EXERCISE BRIEF: Reproduce each listing below line for line, with no changes.

___ RECORDS TO USE

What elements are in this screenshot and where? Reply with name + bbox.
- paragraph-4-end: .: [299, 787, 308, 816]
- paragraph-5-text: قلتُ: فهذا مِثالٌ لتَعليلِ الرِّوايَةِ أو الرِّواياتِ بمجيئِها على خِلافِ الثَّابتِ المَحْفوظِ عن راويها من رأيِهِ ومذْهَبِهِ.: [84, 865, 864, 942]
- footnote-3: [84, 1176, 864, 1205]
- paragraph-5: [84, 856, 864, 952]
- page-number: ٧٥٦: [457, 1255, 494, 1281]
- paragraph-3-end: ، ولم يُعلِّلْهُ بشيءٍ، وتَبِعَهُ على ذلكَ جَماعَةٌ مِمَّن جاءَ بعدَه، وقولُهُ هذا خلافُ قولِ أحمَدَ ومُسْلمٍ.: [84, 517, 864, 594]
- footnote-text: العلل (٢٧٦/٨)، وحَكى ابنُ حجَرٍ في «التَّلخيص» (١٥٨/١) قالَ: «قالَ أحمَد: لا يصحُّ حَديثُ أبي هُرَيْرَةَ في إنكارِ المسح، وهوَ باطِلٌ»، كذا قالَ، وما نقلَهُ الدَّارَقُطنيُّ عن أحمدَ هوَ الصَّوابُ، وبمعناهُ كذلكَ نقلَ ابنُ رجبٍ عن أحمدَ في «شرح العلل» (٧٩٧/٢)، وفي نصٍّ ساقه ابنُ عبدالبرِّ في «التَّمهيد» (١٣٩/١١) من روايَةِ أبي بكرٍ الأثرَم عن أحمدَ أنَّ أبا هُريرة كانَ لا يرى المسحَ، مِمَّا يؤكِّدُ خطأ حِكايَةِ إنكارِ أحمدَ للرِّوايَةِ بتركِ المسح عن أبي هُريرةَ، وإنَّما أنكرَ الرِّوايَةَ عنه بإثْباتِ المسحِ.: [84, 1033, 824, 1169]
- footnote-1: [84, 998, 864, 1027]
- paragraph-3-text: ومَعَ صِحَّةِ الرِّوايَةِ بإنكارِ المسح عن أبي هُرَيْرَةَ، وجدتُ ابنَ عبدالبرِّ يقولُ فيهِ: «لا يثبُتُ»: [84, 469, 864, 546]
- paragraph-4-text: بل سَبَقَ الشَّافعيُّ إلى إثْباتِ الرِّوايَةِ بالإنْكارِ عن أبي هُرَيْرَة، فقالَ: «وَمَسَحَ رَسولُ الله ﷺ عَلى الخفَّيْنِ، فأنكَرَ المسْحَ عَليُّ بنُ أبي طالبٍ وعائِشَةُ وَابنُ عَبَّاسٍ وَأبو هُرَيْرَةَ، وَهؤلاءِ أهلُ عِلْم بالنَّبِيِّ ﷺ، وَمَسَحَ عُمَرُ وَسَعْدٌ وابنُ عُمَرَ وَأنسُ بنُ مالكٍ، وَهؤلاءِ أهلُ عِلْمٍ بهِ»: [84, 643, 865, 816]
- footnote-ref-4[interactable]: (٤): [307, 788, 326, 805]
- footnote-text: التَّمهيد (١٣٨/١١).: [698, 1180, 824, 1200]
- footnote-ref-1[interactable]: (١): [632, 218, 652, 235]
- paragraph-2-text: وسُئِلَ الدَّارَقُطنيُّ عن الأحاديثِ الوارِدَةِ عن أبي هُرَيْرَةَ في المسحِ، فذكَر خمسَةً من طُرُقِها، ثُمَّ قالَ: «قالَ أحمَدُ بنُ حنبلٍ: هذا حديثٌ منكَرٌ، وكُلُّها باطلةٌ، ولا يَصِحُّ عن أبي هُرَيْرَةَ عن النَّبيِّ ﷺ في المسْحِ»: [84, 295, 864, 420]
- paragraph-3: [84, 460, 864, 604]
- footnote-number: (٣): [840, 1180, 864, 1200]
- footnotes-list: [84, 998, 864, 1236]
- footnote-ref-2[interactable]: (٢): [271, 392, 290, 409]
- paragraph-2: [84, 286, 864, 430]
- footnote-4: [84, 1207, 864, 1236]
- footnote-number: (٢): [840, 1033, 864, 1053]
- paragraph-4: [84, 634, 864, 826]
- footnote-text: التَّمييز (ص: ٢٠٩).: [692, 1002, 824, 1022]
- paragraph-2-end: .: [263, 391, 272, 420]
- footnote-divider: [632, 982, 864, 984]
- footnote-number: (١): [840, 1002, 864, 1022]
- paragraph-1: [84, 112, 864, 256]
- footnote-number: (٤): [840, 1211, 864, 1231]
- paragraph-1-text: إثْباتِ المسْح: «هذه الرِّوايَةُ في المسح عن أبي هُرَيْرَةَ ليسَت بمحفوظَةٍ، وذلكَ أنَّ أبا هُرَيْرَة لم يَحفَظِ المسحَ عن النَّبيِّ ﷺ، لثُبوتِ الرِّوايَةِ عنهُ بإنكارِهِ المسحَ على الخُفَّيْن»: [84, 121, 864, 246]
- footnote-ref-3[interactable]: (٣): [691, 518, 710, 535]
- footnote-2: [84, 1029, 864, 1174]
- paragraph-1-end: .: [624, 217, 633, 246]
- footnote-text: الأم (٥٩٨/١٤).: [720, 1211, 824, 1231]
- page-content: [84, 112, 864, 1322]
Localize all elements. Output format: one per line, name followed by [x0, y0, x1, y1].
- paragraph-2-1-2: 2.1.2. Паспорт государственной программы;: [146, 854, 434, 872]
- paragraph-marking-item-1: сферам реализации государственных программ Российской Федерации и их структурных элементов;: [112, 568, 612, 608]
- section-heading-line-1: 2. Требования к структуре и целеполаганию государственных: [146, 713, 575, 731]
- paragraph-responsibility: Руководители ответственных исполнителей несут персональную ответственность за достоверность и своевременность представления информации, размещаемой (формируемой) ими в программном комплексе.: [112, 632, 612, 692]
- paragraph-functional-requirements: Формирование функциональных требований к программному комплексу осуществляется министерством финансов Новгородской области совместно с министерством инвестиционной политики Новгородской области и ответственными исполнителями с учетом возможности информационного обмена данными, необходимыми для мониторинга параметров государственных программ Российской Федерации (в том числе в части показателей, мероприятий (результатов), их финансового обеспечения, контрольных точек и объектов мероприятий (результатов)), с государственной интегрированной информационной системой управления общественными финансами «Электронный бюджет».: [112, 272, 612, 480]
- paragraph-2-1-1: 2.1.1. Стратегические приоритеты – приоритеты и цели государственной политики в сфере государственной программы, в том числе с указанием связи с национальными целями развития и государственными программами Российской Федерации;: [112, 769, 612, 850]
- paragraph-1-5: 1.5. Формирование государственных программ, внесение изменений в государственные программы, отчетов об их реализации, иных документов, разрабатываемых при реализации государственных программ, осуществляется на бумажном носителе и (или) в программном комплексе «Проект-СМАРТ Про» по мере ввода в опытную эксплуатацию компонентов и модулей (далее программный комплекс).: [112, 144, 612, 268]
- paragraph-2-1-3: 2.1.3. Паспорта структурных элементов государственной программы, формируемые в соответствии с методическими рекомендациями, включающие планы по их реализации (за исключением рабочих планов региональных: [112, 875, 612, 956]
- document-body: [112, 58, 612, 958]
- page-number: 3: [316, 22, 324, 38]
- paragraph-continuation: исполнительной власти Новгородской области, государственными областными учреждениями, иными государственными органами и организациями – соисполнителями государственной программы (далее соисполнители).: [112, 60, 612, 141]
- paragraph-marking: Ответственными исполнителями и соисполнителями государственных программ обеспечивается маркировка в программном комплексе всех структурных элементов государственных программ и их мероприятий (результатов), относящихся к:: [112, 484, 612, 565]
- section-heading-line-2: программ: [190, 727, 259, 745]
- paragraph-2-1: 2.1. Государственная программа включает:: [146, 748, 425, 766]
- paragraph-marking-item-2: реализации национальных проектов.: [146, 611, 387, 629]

______

EXERCISE OUTPUT:
What elements are in this screenshot and where? Reply with name + bbox.
- paragraph-4-end: .: [299, 787, 308, 816]
- paragraph-5-text: قلتُ: فهذا مِثالٌ لتَعليلِ الرِّوايَةِ أو الرِّواياتِ بمجيئِها على خِلافِ الثَّابتِ المَحْفوظِ عن راويها من رأيِهِ ومذْهَبِهِ.: [84, 865, 864, 942]
- footnote-3: [84, 1176, 864, 1205]
- paragraph-5: [84, 856, 864, 952]
- page-number: ٧٥٦: [457, 1255, 494, 1281]
- paragraph-3-end: ، ولم يُعلِّلْهُ بشيءٍ، وتَبِعَهُ على ذلكَ جَماعَةٌ مِمَّن جاءَ بعدَه، وقولُهُ هذا خلافُ قولِ أحمَدَ ومُسْلمٍ.: [84, 517, 864, 594]
- footnote-text: العلل (٢٧٦/٨)، وحَكى ابنُ حجَرٍ في «التَّلخيص» (١٥٨/١) قالَ: «قالَ أحمَد: لا يصحُّ حَديثُ أبي هُرَيْرَةَ في إنكارِ المسح، وهوَ باطِلٌ»، كذا قالَ، وما نقلَهُ الدَّارَقُطنيُّ عن أحمدَ هوَ الصَّوابُ، وبمعناهُ كذلكَ نقلَ ابنُ رجبٍ عن أحمدَ في «شرح العلل» (٧٩٧/٢)، وفي نصٍّ ساقه ابنُ عبدالبرِّ في «التَّمهيد» (١٣٩/١١) من روايَةِ أبي بكرٍ الأثرَم عن أحمدَ أنَّ أبا هُريرة كانَ لا يرى المسحَ، مِمَّا يؤكِّدُ خطأ حِكايَةِ إنكارِ أحمدَ للرِّوايَةِ بتركِ المسح عن أبي هُريرةَ، وإنَّما أنكرَ الرِّوايَةَ عنه بإثْباتِ المسحِ.: [84, 1033, 824, 1169]
- footnote-1: [84, 998, 864, 1027]
- paragraph-3-text: ومَعَ صِحَّةِ الرِّوايَةِ بإنكارِ المسح عن أبي هُرَيْرَةَ، وجدتُ ابنَ عبدالبرِّ يقولُ فيهِ: «لا يثبُتُ»: [84, 469, 864, 546]
- paragraph-4-text: بل سَبَقَ الشَّافعيُّ إلى إثْباتِ الرِّوايَةِ بالإنْكارِ عن أبي هُرَيْرَة، فقالَ: «وَمَسَحَ رَسولُ الله ﷺ عَلى الخفَّيْنِ، فأنكَرَ المسْحَ عَليُّ بنُ أبي طالبٍ وعائِشَةُ وَابنُ عَبَّاسٍ وَأبو هُرَيْرَةَ، وَهؤلاءِ أهلُ عِلْم بالنَّبِيِّ ﷺ، وَمَسَحَ عُمَرُ وَسَعْدٌ وابنُ عُمَرَ وَأنسُ بنُ مالكٍ، وَهؤلاءِ أهلُ عِلْمٍ بهِ»: [84, 643, 865, 816]
- footnote-ref-4[interactable]: (٤): [307, 788, 326, 805]
- footnote-text: التَّمهيد (١٣٨/١١).: [698, 1180, 824, 1200]
- footnote-ref-1[interactable]: (١): [632, 218, 652, 235]
- paragraph-2-text: وسُئِلَ الدَّارَقُطنيُّ عن الأحاديثِ الوارِدَةِ عن أبي هُرَيْرَةَ في المسحِ، فذكَر خمسَةً من طُرُقِها، ثُمَّ قالَ: «قالَ أحمَدُ بنُ حنبلٍ: هذا حديثٌ منكَرٌ، وكُلُّها باطلةٌ، ولا يَصِحُّ عن أبي هُرَيْرَةَ عن النَّبيِّ ﷺ في المسْحِ»: [84, 295, 864, 420]
- paragraph-3: [84, 460, 864, 604]
- footnote-number: (٣): [840, 1180, 864, 1200]
- footnotes-list: [84, 998, 864, 1236]
- footnote-ref-2[interactable]: (٢): [271, 392, 290, 409]
- paragraph-2: [84, 286, 864, 430]
- footnote-4: [84, 1207, 864, 1236]
- footnote-number: (٢): [840, 1033, 864, 1053]
- paragraph-4: [84, 634, 864, 826]
- footnote-text: التَّمييز (ص: ٢٠٩).: [692, 1002, 824, 1022]
- paragraph-2-end: .: [263, 391, 272, 420]
- footnote-divider: [632, 982, 864, 984]
- footnote-number: (١): [840, 1002, 864, 1022]
- paragraph-1: [84, 112, 864, 256]
- footnote-number: (٤): [840, 1211, 864, 1231]
- paragraph-1-text: إثْباتِ المسْح: «هذه الرِّوايَةُ في المسح عن أبي هُرَيْرَةَ ليسَت بمحفوظَةٍ، وذلكَ أنَّ أبا هُرَيْرَة لم يَحفَظِ المسحَ عن النَّبيِّ ﷺ، لثُبوتِ الرِّوايَةِ عنهُ بإنكارِهِ المسحَ على الخُفَّيْن»: [84, 121, 864, 246]
- footnote-ref-3[interactable]: (٣): [691, 518, 710, 535]
- footnote-2: [84, 1029, 864, 1174]
- paragraph-1-end: .: [624, 217, 633, 246]
- footnote-text: الأم (٥٩٨/١٤).: [720, 1211, 824, 1231]
- page-content: [84, 112, 864, 1322]
Localize all elements. Output format: one per line, name followed by [x0, y0, x1, y1].
- paragraph-2-1-2: 2.1.2. Паспорт государственной программы;: [146, 854, 434, 872]
- paragraph-marking-item-1: сферам реализации государственных программ Российской Федерации и их структурных элементов;: [112, 568, 612, 608]
- section-heading-line-1: 2. Требования к структуре и целеполаганию государственных: [146, 713, 575, 731]
- paragraph-responsibility: Руководители ответственных исполнителей несут персональную ответственность за достоверность и своевременность представления информации, размещаемой (формируемой) ими в программном комплексе.: [112, 632, 612, 692]
- paragraph-functional-requirements: Формирование функциональных требований к программному комплексу осуществляется министерством финансов Новгородской области совместно с министерством инвестиционной политики Новгородской области и ответственными исполнителями с учетом возможности информационного обмена данными, необходимыми для мониторинга параметров государственных программ Российской Федерации (в том числе в части показателей, мероприятий (результатов), их финансового обеспечения, контрольных точек и объектов мероприятий (результатов)), с государственной интегрированной информационной системой управления общественными финансами «Электронный бюджет».: [112, 272, 612, 480]
- paragraph-2-1-1: 2.1.1. Стратегические приоритеты – приоритеты и цели государственной политики в сфере государственной программы, в том числе с указанием связи с национальными целями развития и государственными программами Российской Федерации;: [112, 769, 612, 850]
- paragraph-1-5: 1.5. Формирование государственных программ, внесение изменений в государственные программы, отчетов об их реализации, иных документов, разрабатываемых при реализации государственных программ, осуществляется на бумажном носителе и (или) в программном комплексе «Проект-СМАРТ Про» по мере ввода в опытную эксплуатацию компонентов и модулей (далее программный комплекс).: [112, 144, 612, 268]
- paragraph-2-1-3: 2.1.3. Паспорта структурных элементов государственной программы, формируемые в соответствии с методическими рекомендациями, включающие планы по их реализации (за исключением рабочих планов региональных: [112, 875, 612, 956]
- document-body: [112, 58, 612, 958]
- page-number: 3: [316, 22, 324, 38]
- paragraph-continuation: исполнительной власти Новгородской области, государственными областными учреждениями, иными государственными органами и организациями – соисполнителями государственной программы (далее соисполнители).: [112, 60, 612, 141]
- paragraph-marking: Ответственными исполнителями и соисполнителями государственных программ обеспечивается маркировка в программном комплексе всех структурных элементов государственных программ и их мероприятий (результатов), относящихся к:: [112, 484, 612, 565]
- section-heading-line-2: программ: [190, 727, 259, 745]
- paragraph-2-1: 2.1. Государственная программа включает:: [146, 748, 425, 766]
- paragraph-marking-item-2: реализации национальных проектов.: [146, 611, 387, 629]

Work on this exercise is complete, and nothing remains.